▸ **What is asked**: Scan the listing below and copy every line holding "https".

▸ **Exercise data**:

________________

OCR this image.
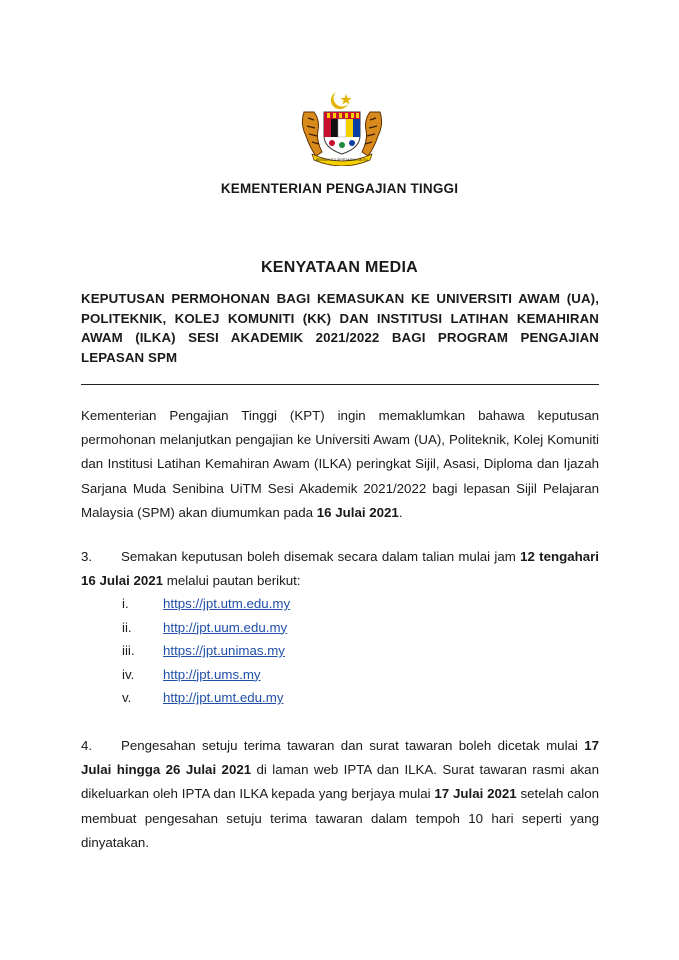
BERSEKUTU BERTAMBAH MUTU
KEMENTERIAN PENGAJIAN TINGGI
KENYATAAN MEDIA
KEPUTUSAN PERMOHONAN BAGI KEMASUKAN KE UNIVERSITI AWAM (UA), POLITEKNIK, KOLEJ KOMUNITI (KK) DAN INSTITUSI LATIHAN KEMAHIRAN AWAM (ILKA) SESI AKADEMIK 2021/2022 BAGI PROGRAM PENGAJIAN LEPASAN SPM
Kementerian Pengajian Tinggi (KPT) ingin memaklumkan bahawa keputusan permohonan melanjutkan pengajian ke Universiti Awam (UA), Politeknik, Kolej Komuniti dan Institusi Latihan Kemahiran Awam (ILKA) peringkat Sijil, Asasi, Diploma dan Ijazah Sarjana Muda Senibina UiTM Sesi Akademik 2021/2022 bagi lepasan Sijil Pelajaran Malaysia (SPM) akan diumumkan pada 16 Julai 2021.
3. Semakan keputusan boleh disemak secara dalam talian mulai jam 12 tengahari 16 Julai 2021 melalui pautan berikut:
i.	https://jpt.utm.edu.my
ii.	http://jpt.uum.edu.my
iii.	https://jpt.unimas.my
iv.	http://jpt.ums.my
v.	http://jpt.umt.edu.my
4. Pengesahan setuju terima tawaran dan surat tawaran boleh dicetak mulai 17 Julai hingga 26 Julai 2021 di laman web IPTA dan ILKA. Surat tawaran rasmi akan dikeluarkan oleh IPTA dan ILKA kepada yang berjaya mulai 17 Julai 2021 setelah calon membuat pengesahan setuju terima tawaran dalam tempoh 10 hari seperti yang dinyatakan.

________________

▸ **Response for this exercise**:
i.	https://jpt.utm.edu.my
iii.	https://jpt.unimas.my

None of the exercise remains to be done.